◆ THE PROBLEM ◆
Copy out each line that includes the word "content".

(Stored data entries)

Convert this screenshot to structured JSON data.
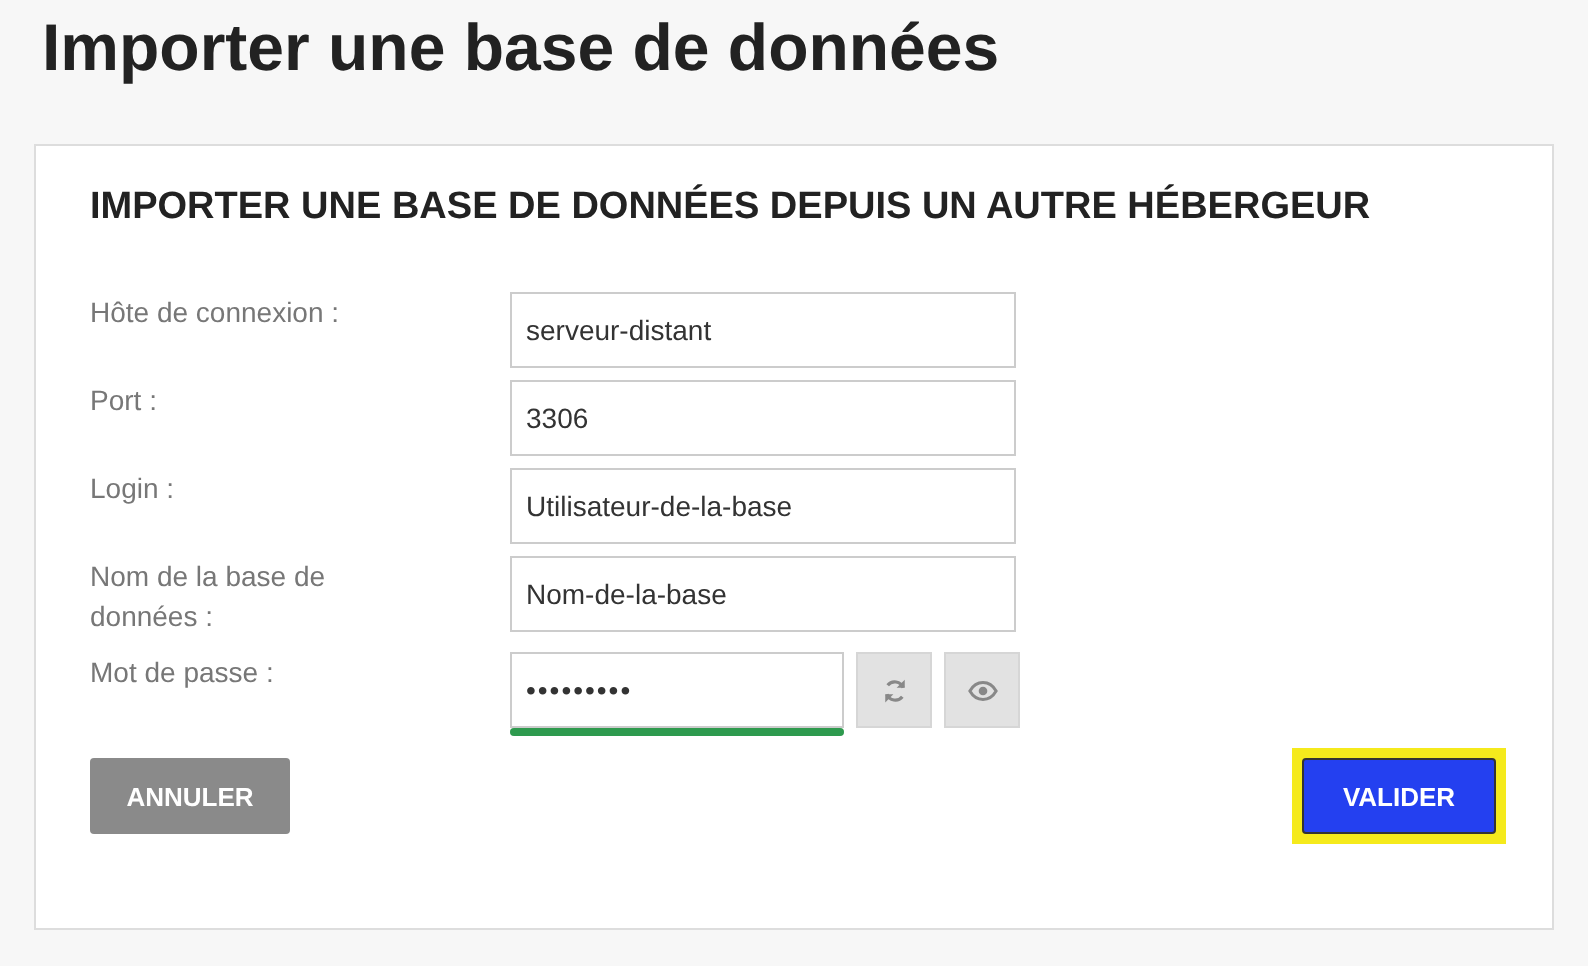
{
  "page_title": "Importer une base de données",
  "form": {
    "title": "IMPORTER UNE BASE DE DONNÉES DEPUIS UN AUTRE HÉBERGEUR",
    "fields": [
      {
        "kind": "text",
        "label": "Hôte de connexion :",
        "value": "serveur-distant"
      },
      {
        "kind": "text",
        "label": "Port :",
        "value": "3306"
      },
      {
        "kind": "text",
        "label": "Login :",
        "value": "Utilisateur-de-la-base"
      },
      {
        "kind": "text",
        "label": "Nom de la base de données :",
        "value": "Nom-de-la-base"
      },
      {
        "kind": "password",
        "label": "Mot de passe :",
        "value": "•••••••••",
        "level": 1
      }
    ],
    "buttons": [
      {
        "kind": "cancel",
        "label": "ANNULER",
        "highlighted": false
      },
      {
        "kind": "submit",
        "label": "VALIDER",
        "highlighted": true
      }
    ]
  }
}
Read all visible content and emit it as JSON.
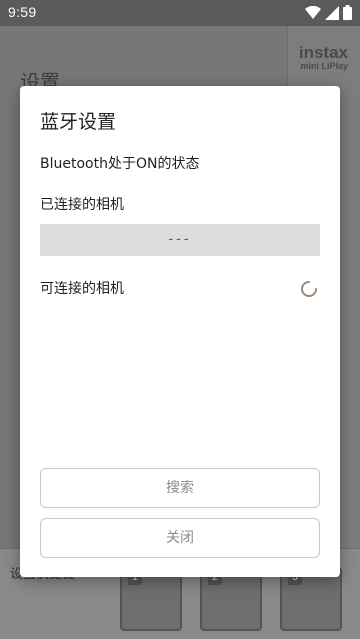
{
  "status_bar": {
    "time": "9:59",
    "icons": [
      "wifi-icon",
      "signal-icon",
      "battery-icon"
    ]
  },
  "background_app": {
    "title": "设置",
    "logo_main": "instax",
    "logo_sub": "mini LiPlay",
    "bottom_label": "设置快捷键",
    "slots": [
      "1",
      "2",
      "3"
    ]
  },
  "dialog": {
    "title": "蓝牙设置",
    "bluetooth_status": "Bluetooth处于ON的状态",
    "connected_label": "已连接的相机",
    "connected_value": "---",
    "available_label": "可连接的相机",
    "search_button": "搜索",
    "close_button": "关闭"
  },
  "colors": {
    "button_border": "#cfc7b8",
    "row_bg": "#dcdcdc",
    "spinner": "#9a8a70"
  }
}
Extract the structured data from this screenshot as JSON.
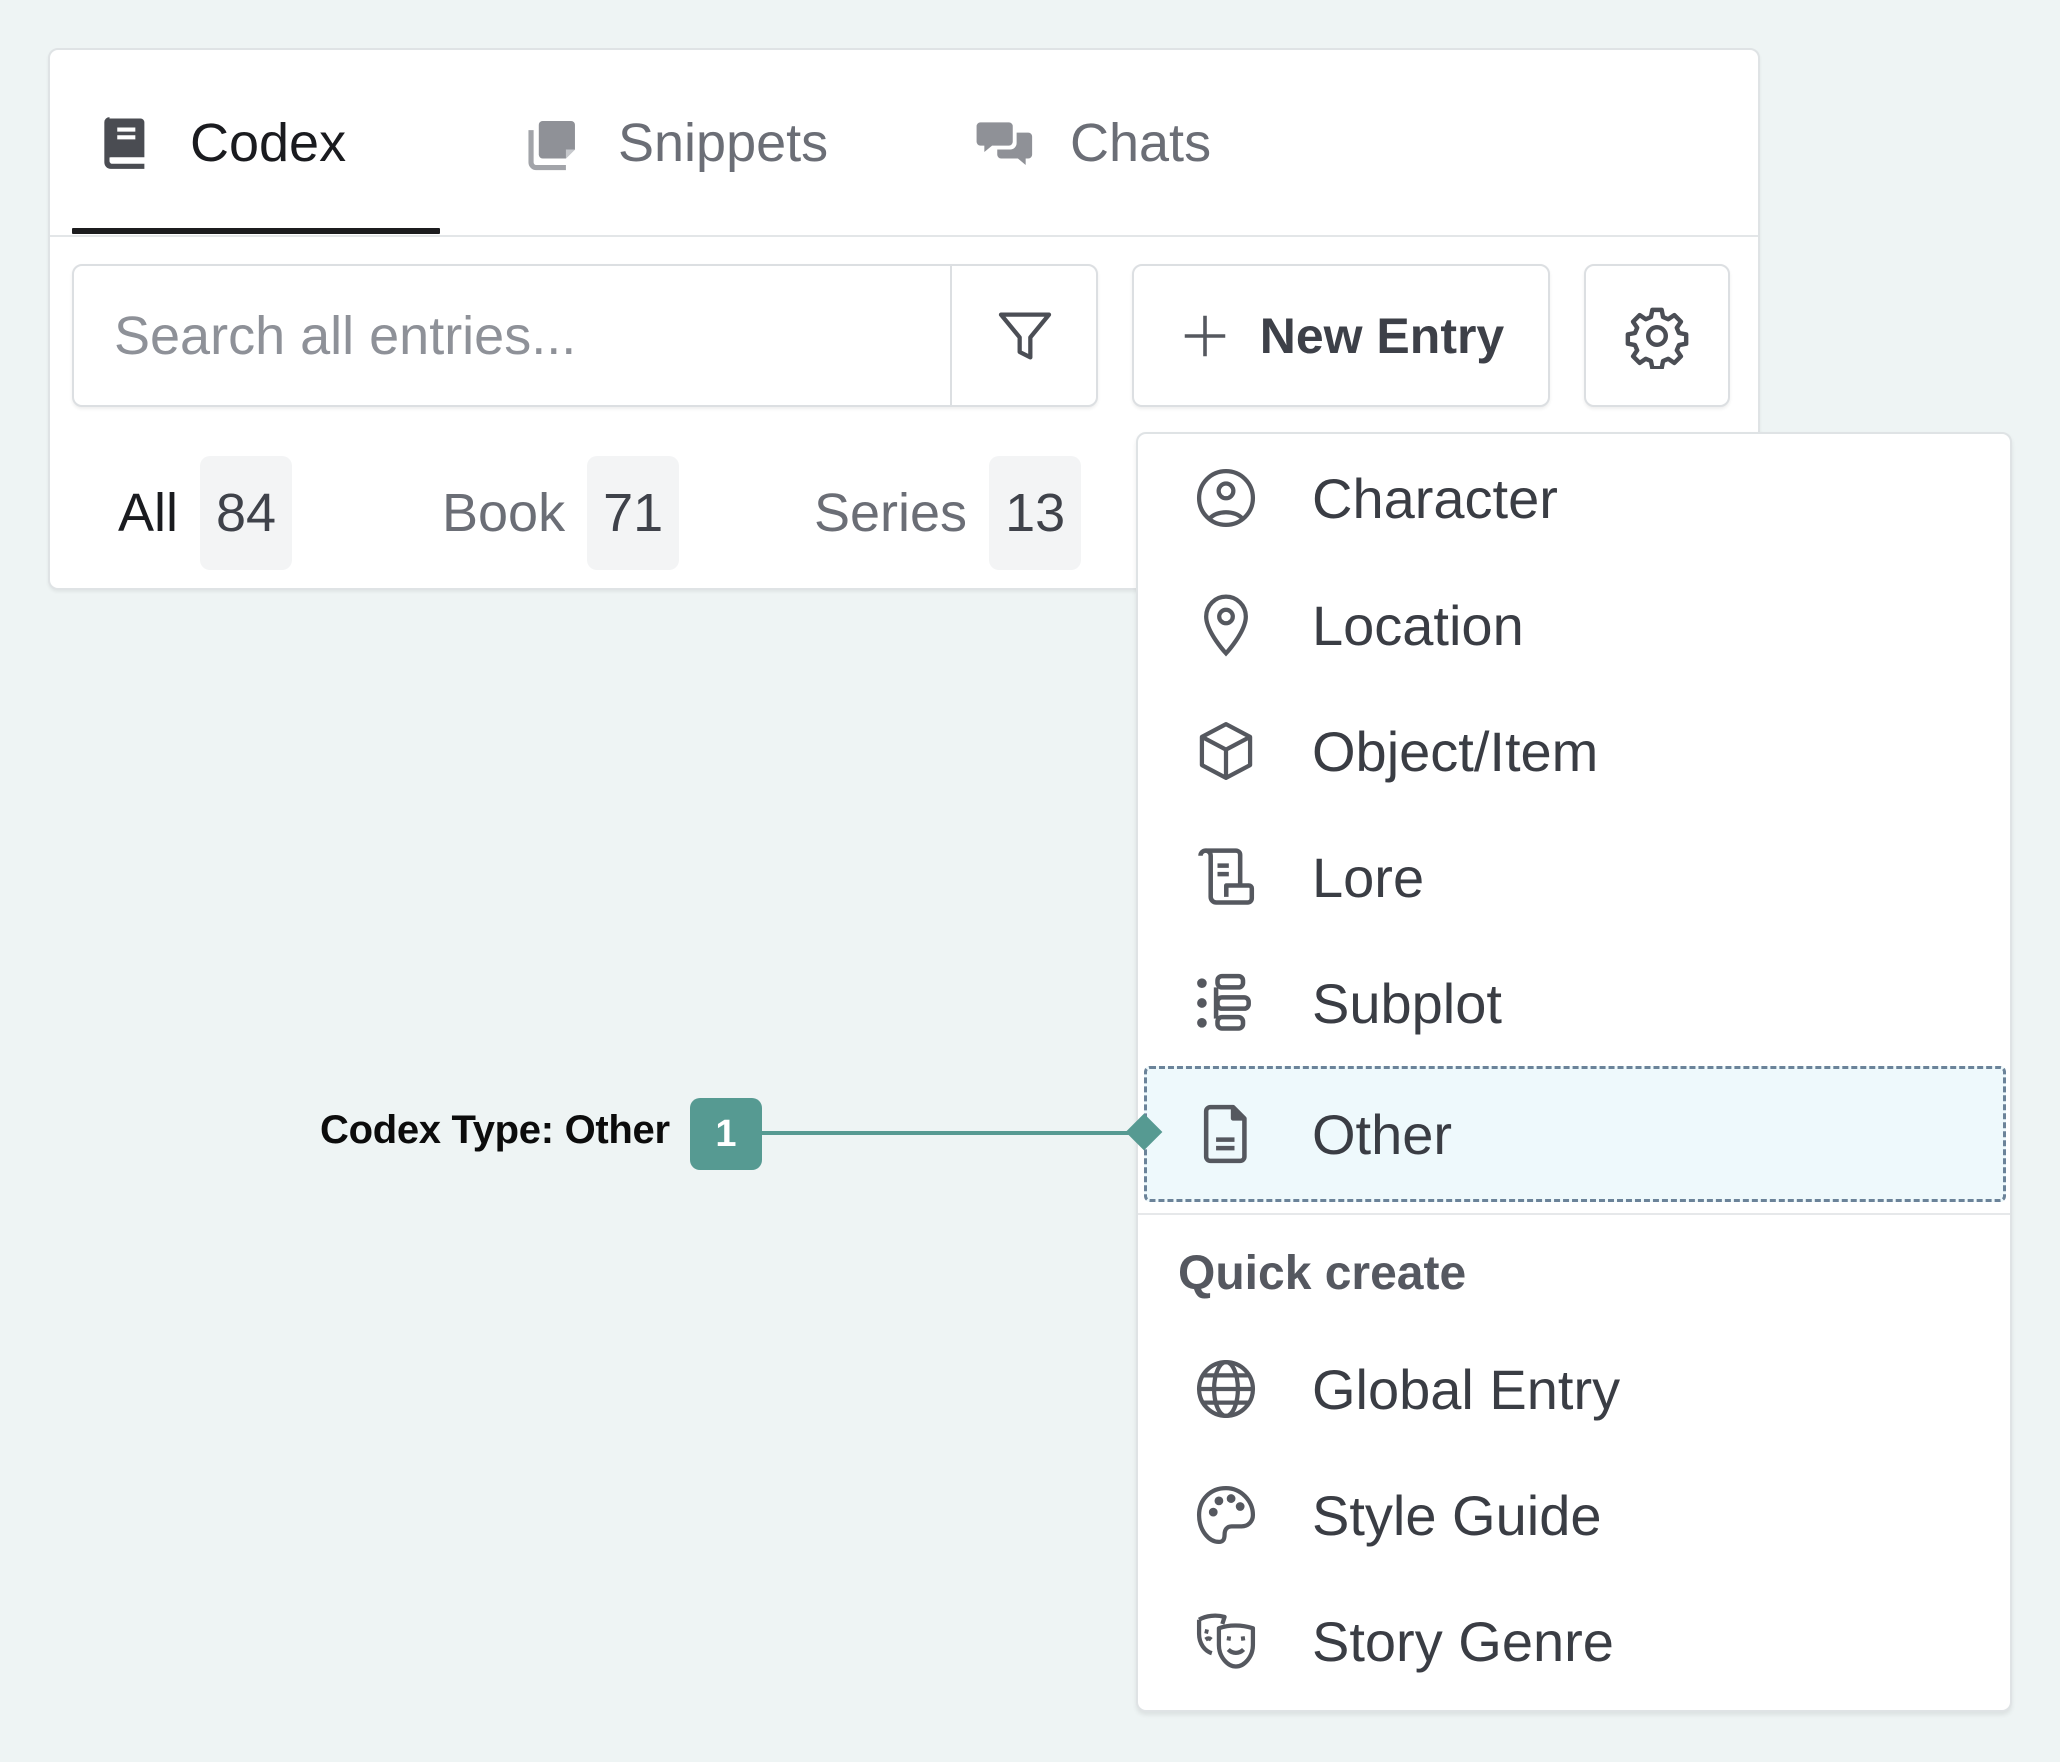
{
  "tabs": [
    {
      "label": "Codex",
      "icon": "book-icon",
      "active": true
    },
    {
      "label": "Snippets",
      "icon": "copy-icon",
      "active": false
    },
    {
      "label": "Chats",
      "icon": "chat-bubbles-icon",
      "active": false
    }
  ],
  "search": {
    "placeholder": "Search all entries...",
    "value": "",
    "filter_icon": "filter-icon"
  },
  "toolbar": {
    "new_entry_label": "New Entry",
    "new_entry_icon": "plus-icon",
    "settings_icon": "gear-icon"
  },
  "filters": [
    {
      "label": "All",
      "count": "84",
      "active": true
    },
    {
      "label": "Book",
      "count": "71",
      "active": false
    },
    {
      "label": "Series",
      "count": "13",
      "active": false
    }
  ],
  "dropdown": {
    "types": [
      {
        "label": "Character",
        "icon": "user-circle-icon"
      },
      {
        "label": "Location",
        "icon": "map-pin-icon"
      },
      {
        "label": "Object/Item",
        "icon": "box-icon"
      },
      {
        "label": "Lore",
        "icon": "scroll-icon"
      },
      {
        "label": "Subplot",
        "icon": "list-tree-icon"
      },
      {
        "label": "Other",
        "icon": "file-text-icon",
        "highlighted": true
      }
    ],
    "quick_create_heading": "Quick create",
    "quick_create": [
      {
        "label": "Global Entry",
        "icon": "globe-icon"
      },
      {
        "label": "Style Guide",
        "icon": "palette-icon"
      },
      {
        "label": "Story Genre",
        "icon": "theater-masks-icon"
      }
    ]
  },
  "annotation": {
    "label": "Codex Type: Other",
    "badge": "1",
    "color": "#569a92"
  },
  "colors": {
    "background": "#eef4f4",
    "highlight_fill": "#eef9fc",
    "highlight_border": "#6b8399",
    "accent": "#569a92"
  }
}
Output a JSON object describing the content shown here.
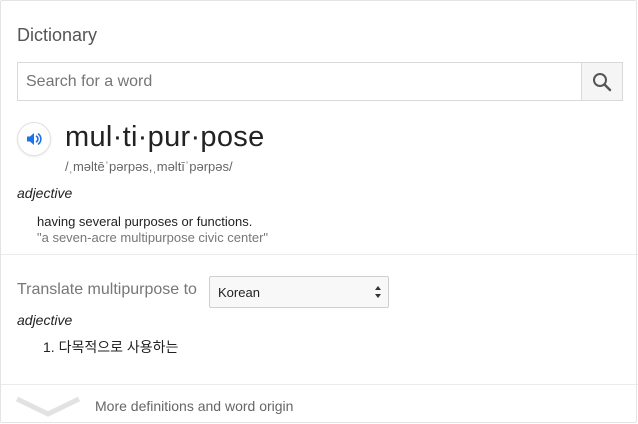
{
  "header": {
    "title": "Dictionary"
  },
  "search": {
    "placeholder": "Search for a word"
  },
  "entry": {
    "headword": "mul·ti·pur·pose",
    "pronunciation": "/ˌməltēˈpərpəs,ˌməltīˈpərpəs/",
    "part_of_speech": "adjective",
    "definition": "having several purposes or functions.",
    "example": "\"a seven-acre multipurpose civic center\""
  },
  "translate": {
    "label": "Translate multipurpose to",
    "selected_language": "Korean",
    "part_of_speech": "adjective",
    "items": [
      "1. 다목적으로 사용하는"
    ]
  },
  "footer": {
    "more_label": "More definitions and word origin"
  },
  "colors": {
    "accent_blue": "#1a73e8",
    "muted_text": "#777777",
    "border": "#d9d9d9"
  },
  "icons": {
    "search": "search-icon",
    "speaker": "speaker-icon",
    "expand": "chevron-down-icon",
    "select_arrows": "updown-arrows-icon"
  }
}
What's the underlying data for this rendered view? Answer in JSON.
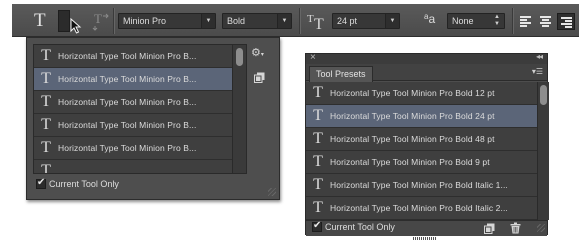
{
  "options_bar": {
    "tool_glyph": "T",
    "preset_picker_icon": "tool-preset-picker-icon",
    "orientation_icon": "toggle-text-orientation-icon",
    "font_family": {
      "value": "Minion Pro"
    },
    "font_style": {
      "value": "Bold"
    },
    "size_icon": "font-size-icon",
    "font_size": {
      "value": "24 pt"
    },
    "antialias_icon_text": "a",
    "antialias_icon_text2": "a",
    "antialias": {
      "value": "None"
    },
    "align_icons": [
      "align-left-icon",
      "align-center-icon",
      "align-right-icon"
    ]
  },
  "preset_dropdown": {
    "items": [
      {
        "glyph": "T",
        "label": "Horizontal Type Tool Minion Pro B..."
      },
      {
        "glyph": "T",
        "label": "Horizontal Type Tool Minion Pro B..."
      },
      {
        "glyph": "T",
        "label": "Horizontal Type Tool Minion Pro B..."
      },
      {
        "glyph": "T",
        "label": "Horizontal Type Tool Minion Pro B..."
      },
      {
        "glyph": "T",
        "label": "Horizontal Type Tool Minion Pro B..."
      },
      {
        "glyph": "T",
        "label": ""
      }
    ],
    "selected_index": 1,
    "current_tool_only": "Current Tool Only"
  },
  "tool_presets_panel": {
    "title": "Tool Presets",
    "close_glyph": "×",
    "collapse_glyph": "◂◂",
    "items": [
      {
        "glyph": "T",
        "label": "Horizontal Type Tool Minion Pro Bold 12 pt"
      },
      {
        "glyph": "T",
        "label": "Horizontal Type Tool Minion Pro Bold 24 pt"
      },
      {
        "glyph": "T",
        "label": "Horizontal Type Tool Minion Pro Bold 48 pt"
      },
      {
        "glyph": "T",
        "label": "Horizontal Type Tool Minion Pro Bold 9 pt"
      },
      {
        "glyph": "T",
        "label": "Horizontal Type Tool Minion Pro Bold Italic 1..."
      },
      {
        "glyph": "T",
        "label": "Horizontal Type Tool Minion Pro Bold Italic 2..."
      }
    ],
    "selected_index": 1,
    "current_tool_only": "Current Tool Only"
  },
  "colors": {
    "selection": "#5b6578",
    "panel_bg": "#4e4e4e",
    "list_bg": "#3f3f3f"
  }
}
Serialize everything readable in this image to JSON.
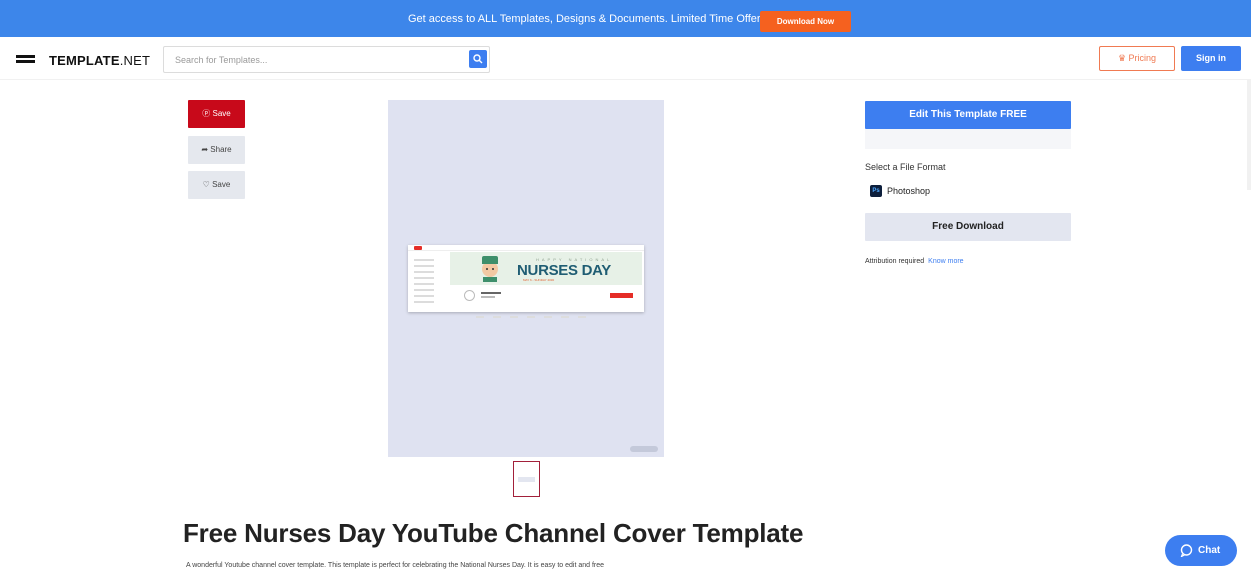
{
  "promo": {
    "text": "Get access to ALL Templates, Designs & Documents. Limited Time Offer",
    "button": "Download Now"
  },
  "header": {
    "logo_bold": "TEMPLATE",
    "logo_rest": ".NET",
    "search_placeholder": "Search for Templates...",
    "pricing": "Pricing",
    "signin": "Sign in"
  },
  "actions": {
    "save": "Save",
    "share": "Share",
    "save_alt": "Save"
  },
  "preview": {
    "banner_small": "HAPPY NATIONAL",
    "banner_title": "NURSES DAY",
    "banner_sub": "MAY 6 - SUNDAY 2030"
  },
  "panel": {
    "edit_button": "Edit This Template FREE",
    "format_label": "Select a File Format",
    "format_option": "Photoshop",
    "format_icon": "Ps",
    "download_button": "Free Download",
    "attribution": "Attribution required",
    "know_more": "Know more"
  },
  "content": {
    "title": "Free Nurses Day YouTube Channel Cover Template",
    "description": "A wonderful Youtube channel cover template. This template is perfect for celebrating the National Nurses Day. It is easy to edit and free"
  },
  "chat": {
    "label": "Chat"
  },
  "colors": {
    "brand_blue": "#3d7ef0",
    "promo_orange": "#f5611f",
    "pinterest_red": "#c8091a"
  }
}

◆ SOLUTION TO THE EXERCISE ◆
Read all visible content and emit it as JSON.
Output a JSON object describing the content shown here.
  "content": {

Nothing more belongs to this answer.